• **The task**
Repeat every entry in the listing below, exactly.

Figure dataset records:
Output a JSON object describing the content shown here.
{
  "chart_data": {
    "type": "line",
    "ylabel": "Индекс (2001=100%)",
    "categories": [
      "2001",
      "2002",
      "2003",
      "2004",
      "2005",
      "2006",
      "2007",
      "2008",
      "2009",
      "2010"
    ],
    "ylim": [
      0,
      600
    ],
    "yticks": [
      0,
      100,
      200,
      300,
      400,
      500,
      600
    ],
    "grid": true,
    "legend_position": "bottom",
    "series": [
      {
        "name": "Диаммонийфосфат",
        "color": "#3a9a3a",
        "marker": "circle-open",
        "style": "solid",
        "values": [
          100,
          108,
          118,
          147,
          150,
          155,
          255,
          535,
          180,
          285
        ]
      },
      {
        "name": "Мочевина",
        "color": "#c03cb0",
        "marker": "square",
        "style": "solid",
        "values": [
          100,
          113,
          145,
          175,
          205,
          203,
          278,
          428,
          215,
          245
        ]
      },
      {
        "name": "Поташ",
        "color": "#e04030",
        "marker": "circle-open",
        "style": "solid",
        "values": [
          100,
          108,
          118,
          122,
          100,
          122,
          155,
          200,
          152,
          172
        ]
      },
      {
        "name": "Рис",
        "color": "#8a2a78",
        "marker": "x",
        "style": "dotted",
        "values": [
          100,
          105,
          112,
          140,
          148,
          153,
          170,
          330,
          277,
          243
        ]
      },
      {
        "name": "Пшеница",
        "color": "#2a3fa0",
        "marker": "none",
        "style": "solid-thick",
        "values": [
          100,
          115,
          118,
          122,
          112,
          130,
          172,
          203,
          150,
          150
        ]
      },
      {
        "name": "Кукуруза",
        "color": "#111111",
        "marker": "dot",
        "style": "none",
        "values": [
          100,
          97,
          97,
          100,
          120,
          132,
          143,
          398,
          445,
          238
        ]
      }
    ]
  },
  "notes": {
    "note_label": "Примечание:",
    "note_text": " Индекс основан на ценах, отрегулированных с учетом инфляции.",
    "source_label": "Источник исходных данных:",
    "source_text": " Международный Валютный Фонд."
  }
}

• **Solution to this exercise**
Output a JSON object describing the content shown here.
{
  "chart_data": {
    "type": "line",
    "ylabel": "Индекс (2001=100%)",
    "categories": [
      "2001",
      "2002",
      "2003",
      "2004",
      "2005",
      "2006",
      "2007",
      "2008",
      "2009",
      "2010"
    ],
    "ylim": [
      0,
      600
    ],
    "yticks": [
      0,
      100,
      200,
      300,
      400,
      500,
      600
    ],
    "grid": true,
    "legend_position": "bottom",
    "series": [
      {
        "name": "Диаммонийфосфат",
        "color": "#3a9a3a",
        "marker": "circle-open",
        "style": "solid",
        "values": [
          100,
          108,
          118,
          147,
          150,
          155,
          255,
          535,
          180,
          285
        ]
      },
      {
        "name": "Мочевина",
        "color": "#c03cb0",
        "marker": "square",
        "style": "solid",
        "values": [
          100,
          113,
          145,
          175,
          205,
          203,
          278,
          428,
          215,
          245
        ]
      },
      {
        "name": "Поташ",
        "color": "#e04030",
        "marker": "circle-open",
        "style": "solid",
        "values": [
          100,
          108,
          118,
          122,
          100,
          122,
          155,
          200,
          152,
          172
        ]
      },
      {
        "name": "Рис",
        "color": "#8a2a78",
        "marker": "x",
        "style": "dotted",
        "values": [
          100,
          105,
          112,
          140,
          148,
          153,
          170,
          330,
          277,
          243
        ]
      },
      {
        "name": "Пшеница",
        "color": "#2a3fa0",
        "marker": "none",
        "style": "solid-thick",
        "values": [
          100,
          115,
          118,
          122,
          112,
          130,
          172,
          203,
          150,
          150
        ]
      },
      {
        "name": "Кукуруза",
        "color": "#111111",
        "marker": "dot",
        "style": "none",
        "values": [
          100,
          97,
          97,
          100,
          120,
          132,
          143,
          398,
          445,
          238
        ]
      }
    ]
  },
  "notes": {
    "note_label": "Примечание:",
    "note_text": " Индекс основан на ценах, отрегулированных с учетом инфляции.",
    "source_label": "Источник исходных данных:",
    "source_text": " Международный Валютный Фонд."
  }
}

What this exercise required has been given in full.